= What the task requires =
Extract every entry word for word.

── Data extract

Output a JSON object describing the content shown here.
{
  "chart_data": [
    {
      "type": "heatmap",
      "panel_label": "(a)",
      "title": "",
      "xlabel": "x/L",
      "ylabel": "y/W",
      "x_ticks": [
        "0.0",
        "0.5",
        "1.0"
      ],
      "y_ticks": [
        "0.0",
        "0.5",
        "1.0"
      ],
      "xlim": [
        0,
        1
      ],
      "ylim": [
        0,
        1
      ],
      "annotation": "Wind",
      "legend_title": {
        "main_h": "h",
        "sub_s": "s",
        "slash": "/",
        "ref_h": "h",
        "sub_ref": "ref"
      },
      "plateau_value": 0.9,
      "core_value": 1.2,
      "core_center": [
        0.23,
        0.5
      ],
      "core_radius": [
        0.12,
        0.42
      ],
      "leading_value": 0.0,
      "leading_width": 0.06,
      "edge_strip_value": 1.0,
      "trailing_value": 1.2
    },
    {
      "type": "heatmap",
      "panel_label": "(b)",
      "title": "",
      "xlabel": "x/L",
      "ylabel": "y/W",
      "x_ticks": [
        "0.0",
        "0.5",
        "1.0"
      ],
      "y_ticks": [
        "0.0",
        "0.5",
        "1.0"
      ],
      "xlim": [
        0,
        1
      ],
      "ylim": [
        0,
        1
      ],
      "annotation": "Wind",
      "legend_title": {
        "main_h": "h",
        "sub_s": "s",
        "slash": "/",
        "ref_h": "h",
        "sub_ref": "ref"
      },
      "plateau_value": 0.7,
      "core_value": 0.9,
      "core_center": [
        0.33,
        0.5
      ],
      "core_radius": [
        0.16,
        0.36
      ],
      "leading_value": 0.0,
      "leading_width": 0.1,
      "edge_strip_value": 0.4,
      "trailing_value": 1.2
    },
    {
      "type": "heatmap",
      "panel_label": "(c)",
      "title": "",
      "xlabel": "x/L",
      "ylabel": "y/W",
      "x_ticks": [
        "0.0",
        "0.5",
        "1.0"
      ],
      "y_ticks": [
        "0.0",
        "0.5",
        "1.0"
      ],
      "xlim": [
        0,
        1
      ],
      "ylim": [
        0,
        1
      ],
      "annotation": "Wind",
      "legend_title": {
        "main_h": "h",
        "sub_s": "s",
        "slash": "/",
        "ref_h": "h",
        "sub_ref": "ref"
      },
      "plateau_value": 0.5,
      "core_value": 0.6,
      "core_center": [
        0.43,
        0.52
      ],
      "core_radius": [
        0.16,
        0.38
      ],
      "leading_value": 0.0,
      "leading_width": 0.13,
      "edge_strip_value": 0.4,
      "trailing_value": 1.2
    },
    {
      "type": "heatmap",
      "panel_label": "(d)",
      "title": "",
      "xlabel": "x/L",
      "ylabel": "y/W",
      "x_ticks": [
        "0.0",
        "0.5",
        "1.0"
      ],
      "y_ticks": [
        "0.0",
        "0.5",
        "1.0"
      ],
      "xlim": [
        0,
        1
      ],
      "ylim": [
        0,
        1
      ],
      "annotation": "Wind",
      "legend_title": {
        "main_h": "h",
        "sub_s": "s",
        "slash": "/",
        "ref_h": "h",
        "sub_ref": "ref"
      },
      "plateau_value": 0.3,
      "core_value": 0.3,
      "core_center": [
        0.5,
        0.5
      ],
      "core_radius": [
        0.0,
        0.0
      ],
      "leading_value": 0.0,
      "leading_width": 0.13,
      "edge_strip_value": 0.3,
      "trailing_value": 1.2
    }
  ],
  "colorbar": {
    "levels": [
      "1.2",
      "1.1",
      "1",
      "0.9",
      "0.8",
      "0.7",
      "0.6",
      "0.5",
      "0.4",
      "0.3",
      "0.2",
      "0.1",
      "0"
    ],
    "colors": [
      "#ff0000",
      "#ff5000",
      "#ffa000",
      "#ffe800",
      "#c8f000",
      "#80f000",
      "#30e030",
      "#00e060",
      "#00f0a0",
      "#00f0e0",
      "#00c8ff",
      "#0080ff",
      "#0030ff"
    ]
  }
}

────

= Task output =
Output a JSON object describing the content shown here.
{
  "chart_data": [
    {
      "type": "heatmap",
      "panel_label": "(a)",
      "title": "",
      "xlabel": "x/L",
      "ylabel": "y/W",
      "x_ticks": [
        "0.0",
        "0.5",
        "1.0"
      ],
      "y_ticks": [
        "0.0",
        "0.5",
        "1.0"
      ],
      "xlim": [
        0,
        1
      ],
      "ylim": [
        0,
        1
      ],
      "annotation": "Wind",
      "legend_title": {
        "main_h": "h",
        "sub_s": "s",
        "slash": "/",
        "ref_h": "h",
        "sub_ref": "ref"
      },
      "plateau_value": 0.9,
      "core_value": 1.2,
      "core_center": [
        0.23,
        0.5
      ],
      "core_radius": [
        0.12,
        0.42
      ],
      "leading_value": 0.0,
      "leading_width": 0.06,
      "edge_strip_value": 1.0,
      "trailing_value": 1.2
    },
    {
      "type": "heatmap",
      "panel_label": "(b)",
      "title": "",
      "xlabel": "x/L",
      "ylabel": "y/W",
      "x_ticks": [
        "0.0",
        "0.5",
        "1.0"
      ],
      "y_ticks": [
        "0.0",
        "0.5",
        "1.0"
      ],
      "xlim": [
        0,
        1
      ],
      "ylim": [
        0,
        1
      ],
      "annotation": "Wind",
      "legend_title": {
        "main_h": "h",
        "sub_s": "s",
        "slash": "/",
        "ref_h": "h",
        "sub_ref": "ref"
      },
      "plateau_value": 0.7,
      "core_value": 0.9,
      "core_center": [
        0.33,
        0.5
      ],
      "core_radius": [
        0.16,
        0.36
      ],
      "leading_value": 0.0,
      "leading_width": 0.1,
      "edge_strip_value": 0.4,
      "trailing_value": 1.2
    },
    {
      "type": "heatmap",
      "panel_label": "(c)",
      "title": "",
      "xlabel": "x/L",
      "ylabel": "y/W",
      "x_ticks": [
        "0.0",
        "0.5",
        "1.0"
      ],
      "y_ticks": [
        "0.0",
        "0.5",
        "1.0"
      ],
      "xlim": [
        0,
        1
      ],
      "ylim": [
        0,
        1
      ],
      "annotation": "Wind",
      "legend_title": {
        "main_h": "h",
        "sub_s": "s",
        "slash": "/",
        "ref_h": "h",
        "sub_ref": "ref"
      },
      "plateau_value": 0.5,
      "core_value": 0.6,
      "core_center": [
        0.43,
        0.52
      ],
      "core_radius": [
        0.16,
        0.38
      ],
      "leading_value": 0.0,
      "leading_width": 0.13,
      "edge_strip_value": 0.4,
      "trailing_value": 1.2
    },
    {
      "type": "heatmap",
      "panel_label": "(d)",
      "title": "",
      "xlabel": "x/L",
      "ylabel": "y/W",
      "x_ticks": [
        "0.0",
        "0.5",
        "1.0"
      ],
      "y_ticks": [
        "0.0",
        "0.5",
        "1.0"
      ],
      "xlim": [
        0,
        1
      ],
      "ylim": [
        0,
        1
      ],
      "annotation": "Wind",
      "legend_title": {
        "main_h": "h",
        "sub_s": "s",
        "slash": "/",
        "ref_h": "h",
        "sub_ref": "ref"
      },
      "plateau_value": 0.3,
      "core_value": 0.3,
      "core_center": [
        0.5,
        0.5
      ],
      "core_radius": [
        0.0,
        0.0
      ],
      "leading_value": 0.0,
      "leading_width": 0.13,
      "edge_strip_value": 0.3,
      "trailing_value": 1.2
    }
  ],
  "colorbar": {
    "levels": [
      "1.2",
      "1.1",
      "1",
      "0.9",
      "0.8",
      "0.7",
      "0.6",
      "0.5",
      "0.4",
      "0.3",
      "0.2",
      "0.1",
      "0"
    ],
    "colors": [
      "#ff0000",
      "#ff5000",
      "#ffa000",
      "#ffe800",
      "#c8f000",
      "#80f000",
      "#30e030",
      "#00e060",
      "#00f0a0",
      "#00f0e0",
      "#00c8ff",
      "#0080ff",
      "#0030ff"
    ]
  }
}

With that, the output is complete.